Exercise inputs>
• • • • • • •

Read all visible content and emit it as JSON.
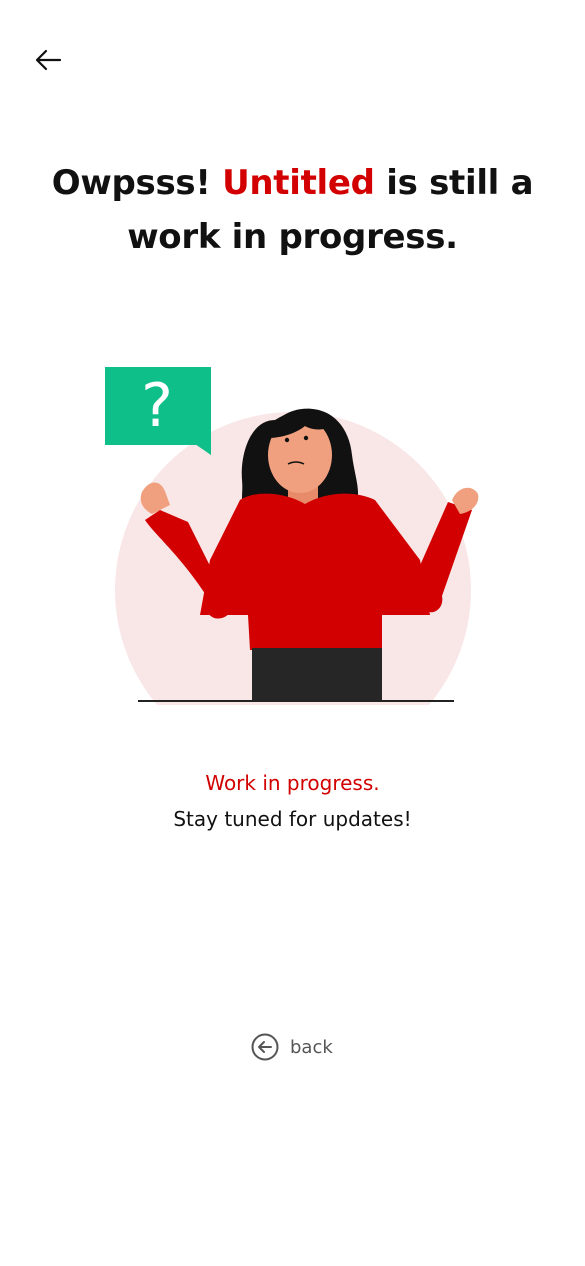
{
  "header": {
    "back_icon": "arrow-left-icon"
  },
  "headline": {
    "part1": "Owpsss! ",
    "app_name": "Untitled",
    "part2": " is still a work in progress."
  },
  "illustration": {
    "bubble_glyph": "?",
    "icon": "confused-person-illustration"
  },
  "status": {
    "title": "Work in progress.",
    "subtitle": "Stay tuned for updates!"
  },
  "footer": {
    "back_label": "back",
    "back_icon": "circle-arrow-left-icon"
  },
  "colors": {
    "accent": "#d20000",
    "bubble": "#0fbf8a",
    "circle": "#f9e6e7",
    "text": "#111111",
    "muted": "#555555"
  }
}
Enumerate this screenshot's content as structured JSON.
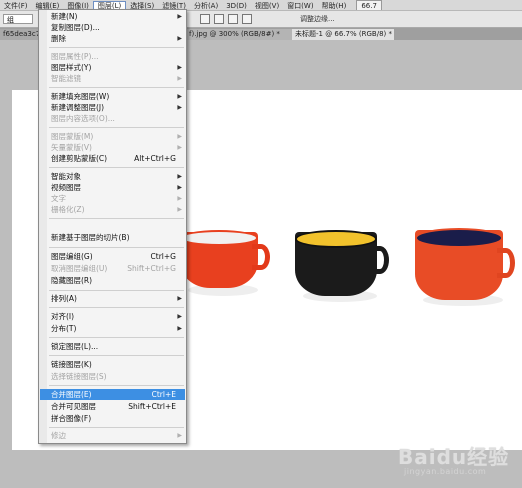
{
  "menubar": {
    "items": [
      {
        "label": "文件(F)"
      },
      {
        "label": "编辑(E)"
      },
      {
        "label": "图像(I)"
      },
      {
        "label": "图层(L)"
      },
      {
        "label": "选择(S)"
      },
      {
        "label": "滤镜(T)"
      },
      {
        "label": "分析(A)"
      },
      {
        "label": "3D(D)"
      },
      {
        "label": "视图(V)"
      },
      {
        "label": "窗口(W)"
      },
      {
        "label": "帮助(H)"
      }
    ],
    "zoom": "66.7"
  },
  "options": {
    "preset": "组",
    "refine": "调整边缘..."
  },
  "tabs": [
    {
      "label": "f65dea3c7413"
    },
    {
      "label": "f).jpg @ 300% (RGB/8#) *"
    },
    {
      "label": "未标题-1 @ 66.7% (RGB/8) *"
    }
  ],
  "layer_menu": {
    "items": [
      {
        "label": "新建(N)",
        "shortcut": "",
        "submenu": true,
        "disabled": false
      },
      {
        "label": "复制图层(D)...",
        "shortcut": "",
        "submenu": false,
        "disabled": false
      },
      {
        "label": "删除",
        "shortcut": "",
        "submenu": true,
        "disabled": false
      },
      {
        "label": "图层属性(P)...",
        "shortcut": "",
        "submenu": false,
        "disabled": true
      },
      {
        "label": "图层样式(Y)",
        "shortcut": "",
        "submenu": true,
        "disabled": false
      },
      {
        "label": "智能滤镜",
        "shortcut": "",
        "submenu": true,
        "disabled": true
      },
      {
        "label": "新建填充图层(W)",
        "shortcut": "",
        "submenu": true,
        "disabled": false
      },
      {
        "label": "新建调整图层(J)",
        "shortcut": "",
        "submenu": true,
        "disabled": false
      },
      {
        "label": "图层内容选项(O)...",
        "shortcut": "",
        "submenu": false,
        "disabled": true
      },
      {
        "label": "图层蒙版(M)",
        "shortcut": "",
        "submenu": true,
        "disabled": true
      },
      {
        "label": "矢量蒙版(V)",
        "shortcut": "",
        "submenu": true,
        "disabled": true
      },
      {
        "label": "创建剪贴蒙版(C)",
        "shortcut": "Alt+Ctrl+G",
        "submenu": false,
        "disabled": false
      },
      {
        "label": "智能对象",
        "shortcut": "",
        "submenu": true,
        "disabled": false
      },
      {
        "label": "视频图层",
        "shortcut": "",
        "submenu": true,
        "disabled": false
      },
      {
        "label": "文字",
        "shortcut": "",
        "submenu": true,
        "disabled": true
      },
      {
        "label": "栅格化(Z)",
        "shortcut": "",
        "submenu": true,
        "disabled": true
      },
      {
        "label": "新建基于图层的切片(B)",
        "shortcut": "",
        "submenu": false,
        "disabled": false
      },
      {
        "label": "图层编组(G)",
        "shortcut": "Ctrl+G",
        "submenu": false,
        "disabled": false
      },
      {
        "label": "取消图层编组(U)",
        "shortcut": "Shift+Ctrl+G",
        "submenu": false,
        "disabled": true
      },
      {
        "label": "隐藏图层(R)",
        "shortcut": "",
        "submenu": false,
        "disabled": false
      },
      {
        "label": "排列(A)",
        "shortcut": "",
        "submenu": true,
        "disabled": false
      },
      {
        "label": "对齐(I)",
        "shortcut": "",
        "submenu": true,
        "disabled": false
      },
      {
        "label": "分布(T)",
        "shortcut": "",
        "submenu": true,
        "disabled": false
      },
      {
        "label": "锁定图层(L)...",
        "shortcut": "",
        "submenu": false,
        "disabled": false
      },
      {
        "label": "链接图层(K)",
        "shortcut": "",
        "submenu": false,
        "disabled": false
      },
      {
        "label": "选择链接图层(S)",
        "shortcut": "",
        "submenu": false,
        "disabled": true
      },
      {
        "label": "合并图层(E)",
        "shortcut": "Ctrl+E",
        "submenu": false,
        "disabled": false,
        "highlighted": true
      },
      {
        "label": "合并可见图层",
        "shortcut": "Shift+Ctrl+E",
        "submenu": false,
        "disabled": false
      },
      {
        "label": "拼合图像(F)",
        "shortcut": "",
        "submenu": false,
        "disabled": false
      },
      {
        "label": "修边",
        "shortcut": "",
        "submenu": true,
        "disabled": true
      }
    ]
  },
  "watermark": {
    "brand": "Baidu经验",
    "url": "jingyan.baidu.com"
  },
  "colors": {
    "highlight": "#3d8fe3",
    "cup_red": "#e8401f",
    "cup_black": "#1b1b1b",
    "cup_yellow": "#f2c22c",
    "cup_navy": "#1a1d4a"
  }
}
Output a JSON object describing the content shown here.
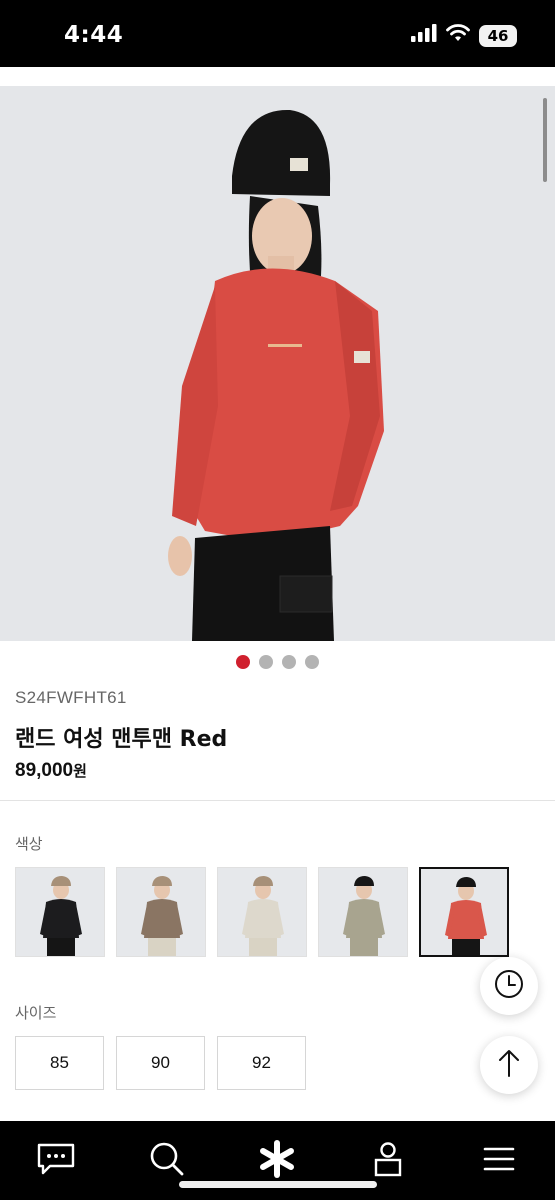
{
  "status_bar": {
    "time": "4:44",
    "battery": "46",
    "icons": [
      "cellular-signal-icon",
      "wifi-icon",
      "battery-icon"
    ]
  },
  "hero": {
    "image": "model-wearing-red-sweatshirt-black-beanie",
    "slide_count": 4,
    "active_slide": 1
  },
  "product": {
    "code": "S24FWFHT61",
    "name": "랜드 여성 맨투맨 Red",
    "price": "89,000",
    "currency": "원"
  },
  "colors": {
    "label": "색상",
    "options": [
      {
        "color": "#1c1c1e",
        "selected": false
      },
      {
        "color": "#8a7563",
        "selected": false
      },
      {
        "color": "#ddd8cc",
        "selected": false
      },
      {
        "color": "#a8a48f",
        "selected": false
      },
      {
        "color": "#d9574b",
        "selected": true
      }
    ]
  },
  "sizes": {
    "label": "사이즈",
    "options": [
      "85",
      "90",
      "92"
    ]
  },
  "floating": [
    "recent-history-icon",
    "scroll-to-top-icon"
  ],
  "bottom_nav": {
    "items": [
      "chat-icon",
      "search-icon",
      "brand-asterisk-icon",
      "my-page-icon",
      "menu-icon"
    ]
  },
  "accent": "#d0202e"
}
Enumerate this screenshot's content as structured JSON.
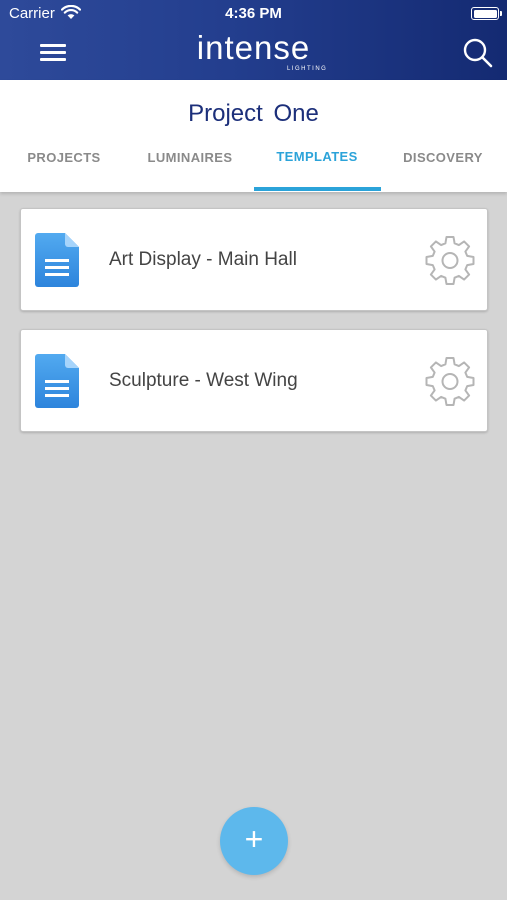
{
  "status_bar": {
    "carrier": "Carrier",
    "time": "4:36 PM"
  },
  "app": {
    "logo_text": "intense",
    "logo_subtext": "LIGHTING"
  },
  "header": {
    "project_title": "Project One",
    "tabs": [
      {
        "label": "PROJECTS",
        "active": false
      },
      {
        "label": "LUMINAIRES",
        "active": false
      },
      {
        "label": "TEMPLATES",
        "active": true
      },
      {
        "label": "DISCOVERY",
        "active": false
      }
    ]
  },
  "templates": [
    {
      "name": "Art Display - Main Hall",
      "icon": "document-icon",
      "action_icon": "gear-icon"
    },
    {
      "name": "Sculpture - West Wing",
      "icon": "document-icon",
      "action_icon": "gear-icon"
    }
  ],
  "fab": {
    "label": "+",
    "icon": "add-icon"
  },
  "colors": {
    "nav_bar_start": "#2e4a9a",
    "nav_bar_end": "#142a72",
    "title_blue": "#1c2f7a",
    "accent": "#2ba3d9",
    "fab": "#5db8ec",
    "background": "#d4d4d4"
  }
}
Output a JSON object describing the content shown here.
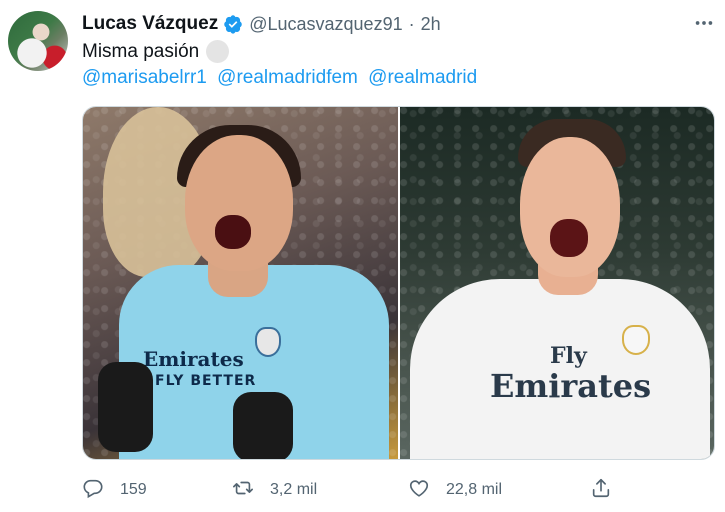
{
  "tweet": {
    "author_name": "Lucas Vázquez",
    "handle": "@Lucasvazquez91",
    "separator": "·",
    "time": "2h",
    "text": "Misma pasión",
    "mentions": [
      "@marisabelrr1",
      "@realmadridfem",
      "@realmadrid"
    ]
  },
  "media": {
    "left_sponsor_line1": "Emirates",
    "left_sponsor_line2": "FLY BETTER",
    "right_sponsor_line1": "Fly",
    "right_sponsor_line2": "Emirates"
  },
  "actions": {
    "reply_count": "159",
    "retweet_count": "3,2 mil",
    "like_count": "22,8 mil"
  },
  "colors": {
    "accent": "#1d9bf0",
    "muted_text": "#536471",
    "text": "#0f1419"
  },
  "icons": {
    "verified": "verified-badge-icon",
    "more": "more-horizontal-icon",
    "reply": "reply-icon",
    "retweet": "retweet-icon",
    "like": "heart-icon",
    "share": "share-icon"
  }
}
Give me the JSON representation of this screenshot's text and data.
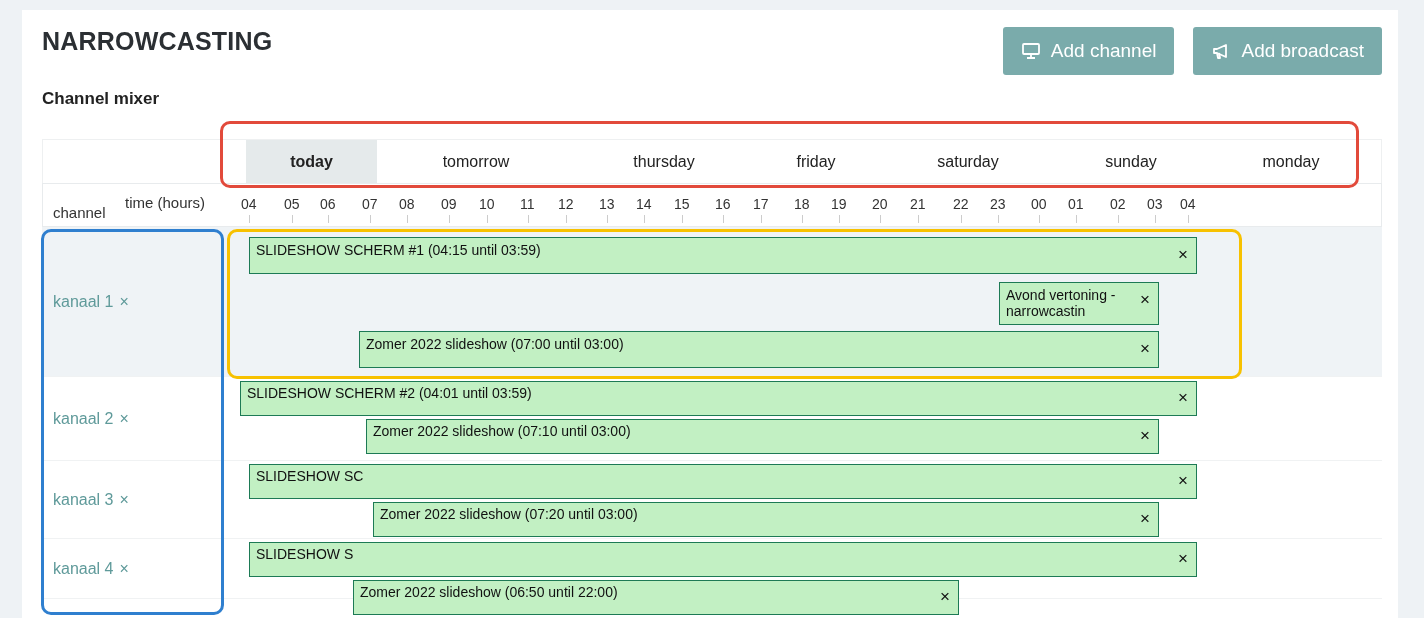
{
  "title": "NARROWCASTING",
  "buttons": [
    {
      "label": "Add channel"
    },
    {
      "label": "Add broadcast"
    }
  ],
  "section_title": "Channel mixer",
  "days": [
    {
      "label": "today",
      "selected": true
    },
    {
      "label": "tomorrow",
      "selected": false
    },
    {
      "label": "thursday",
      "selected": false
    },
    {
      "label": "friday",
      "selected": false
    },
    {
      "label": "saturday",
      "selected": false
    },
    {
      "label": "sunday",
      "selected": false
    },
    {
      "label": "monday",
      "selected": false
    }
  ],
  "axis": {
    "channel_label": "channel",
    "time_label": "time (hours)",
    "hours": [
      "04",
      "05",
      "06",
      "07",
      "08",
      "09",
      "10",
      "11",
      "12",
      "13",
      "14",
      "15",
      "16",
      "17",
      "18",
      "19",
      "20",
      "21",
      "22",
      "23",
      "00",
      "01",
      "02",
      "03",
      "04"
    ]
  },
  "channels": [
    {
      "name": "kanaal 1",
      "remove": "×",
      "selected": true,
      "broadcasts": [
        {
          "title": "SLIDESHOW SCHERM #1 (04:15 until 03:59)",
          "remove": "×"
        },
        {
          "title": "Avond vertoning - narrowcastin",
          "remove": "×"
        },
        {
          "title": "Zomer 2022 slideshow (07:00 until 03:00)",
          "remove": "×"
        }
      ]
    },
    {
      "name": "kanaal 2",
      "remove": "×",
      "selected": false,
      "broadcasts": [
        {
          "title": "SLIDESHOW SCHERM #2 (04:01 until 03:59)",
          "remove": "×"
        },
        {
          "title": "Zomer 2022 slideshow (07:10 until 03:00)",
          "remove": "×"
        }
      ]
    },
    {
      "name": "kanaal 3",
      "remove": "×",
      "selected": false,
      "broadcasts": [
        {
          "title": "SLIDESHOW SC",
          "remove": "×"
        },
        {
          "title": "Zomer 2022 slideshow (07:20 until 03:00)",
          "remove": "×"
        }
      ]
    },
    {
      "name": "kanaal 4",
      "remove": "×",
      "selected": false,
      "broadcasts": [
        {
          "title": "SLIDESHOW S",
          "remove": "×"
        },
        {
          "title": "Zomer 2022 slideshow (06:50 until 22:00)",
          "remove": "×"
        }
      ]
    }
  ],
  "highlights": [
    {
      "color": "#e24a3b"
    },
    {
      "color": "#2f7fcf"
    },
    {
      "color": "#f7c100"
    }
  ]
}
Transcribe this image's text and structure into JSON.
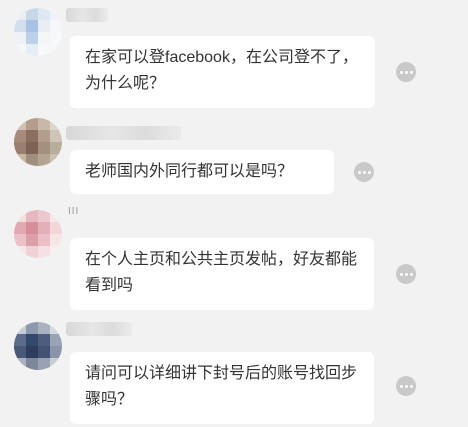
{
  "messages": [
    {
      "text": "在家可以登facebook，在公司登不了，为什么呢？"
    },
    {
      "text": "老师国内外同行都可以是吗？"
    },
    {
      "name_fragment": "III",
      "text": "在个人主页和公共主页发帖，好友都能看到吗"
    },
    {
      "text": "请问可以详细讲下封号后的账号找回步骤吗？"
    }
  ],
  "icons": {
    "more": "more-options-icon",
    "avatar": "blurred-avatar"
  },
  "colors": {
    "background": "#f2f2f2",
    "bubble": "#ffffff",
    "text": "#333333",
    "more_button": "#c9c9c9"
  }
}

• • • • • • •

Written problem>
Output nothing but the number of lines in the data containing the string "background".

Response to the task>
2